→ **REQUIREMENT**
Single out the lines of the material that contain "تکاملي" and copy them.
== INPUT RECORDS
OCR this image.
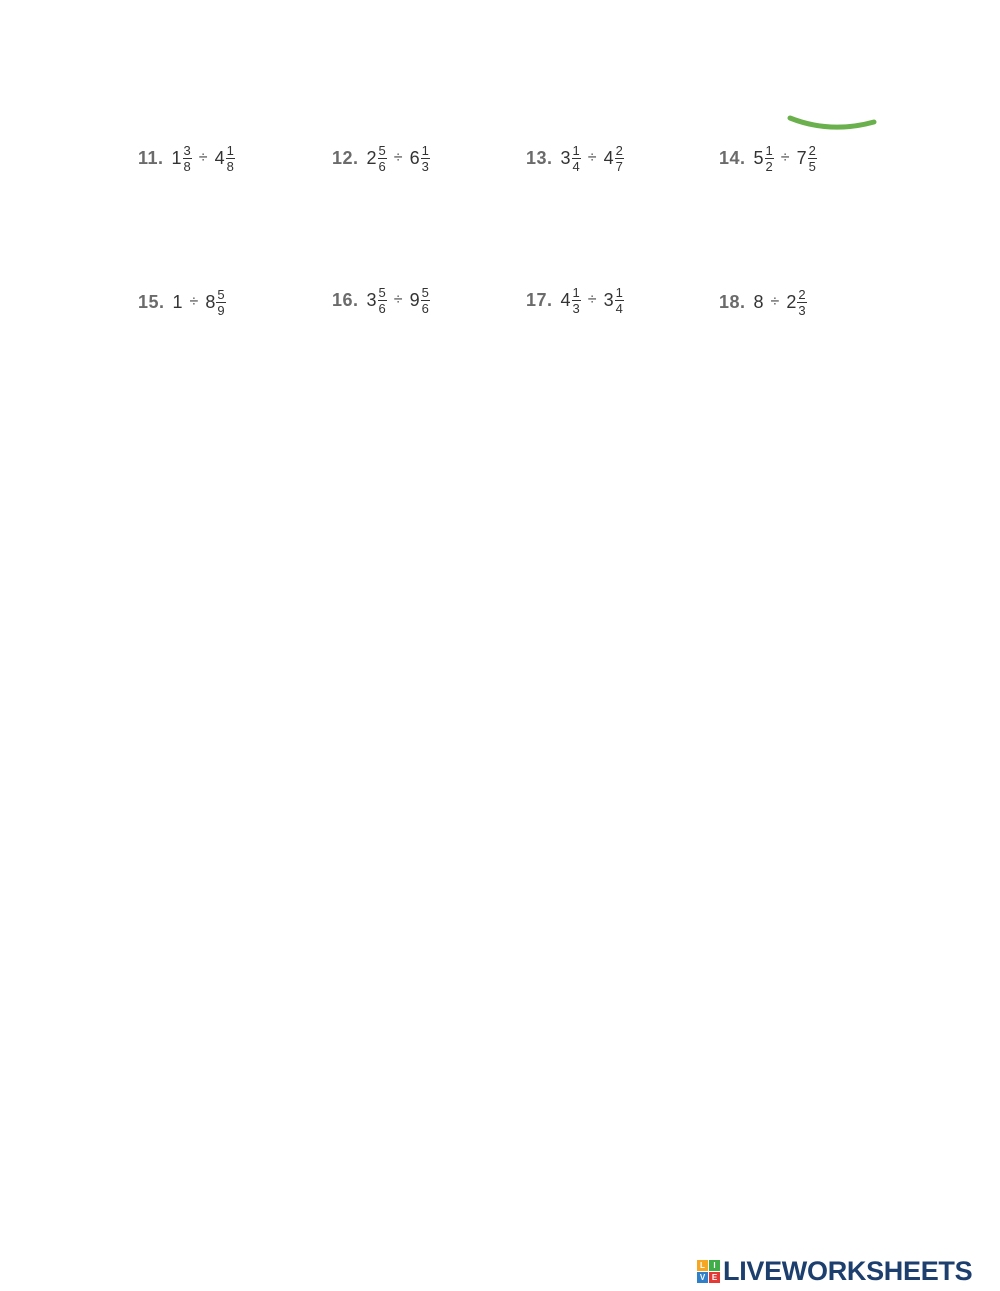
11. $1 \frac{3}{8} \div 4 \frac{1}{8}$	12. $2 \frac{5}{6} \div 6 \frac{1}{3}$	13. $3 \frac{1}{4} \div 4 \frac{2}{7}$	14. $5 \frac{1}{2} \div 7 \frac{2}{5}$
15. $1 \div 8 \frac{5}{9}$	16. $3 \frac{5}{6} \div 9 \frac{5}{6}$	17. $4 \frac{1}{3} \div 3 \frac{1}{4}$	18. $8 \div 2 \frac{2}{3}$
L	I
V E LIVEWORKSHEETS
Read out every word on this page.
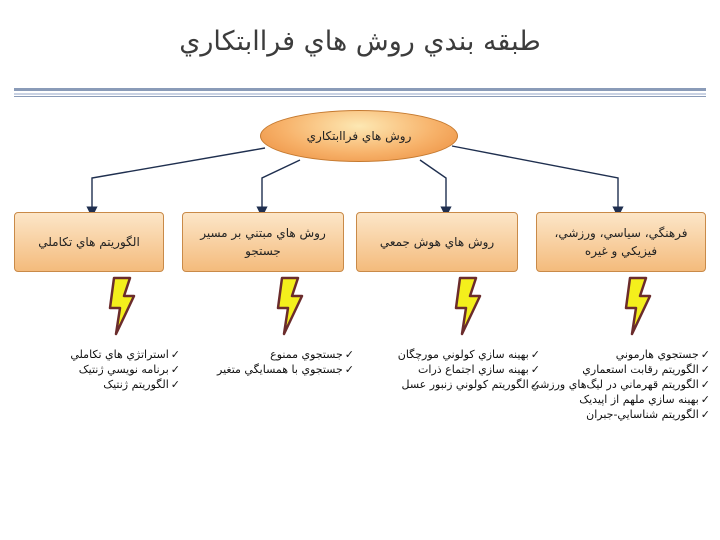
طبقه بندي روش هاي فراابتکاري
روش هاي فراابتکاري
الگوريتم هاي تکاملي
روش هاي مبتني بر مسير جستجو
روش هاي هوش جمعي
فرهنگي، سياسي، ورزشي، فيزيکي و غيره
✓ استراتژي هاي تکاملي
✓ برنامه نويسي ژنتيک
✓ الگوريتم ژنتيک
✓ جستجوي ممنوع
✓ جستجوي با همسايگي متغير
✓ بهينه سازي کولوني مورچگان
✓ بهينه سازي اجتماع ذرات
✓ الگوريتم کولوني زنبور عسل
✓ جستجوي هارموني
✓ الگوريتم رقابت استعماري
✓ الگوريتم قهرماني در ليگ‌هاي ورزشي
✓ بهينه سازي ملهم از اپيديک
✓ الگوريتم شناسايي-جبران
====
→ **TASK RESPONSE**
الگوريتم هاي تکاملي
✓ استراتژي هاي تکاملي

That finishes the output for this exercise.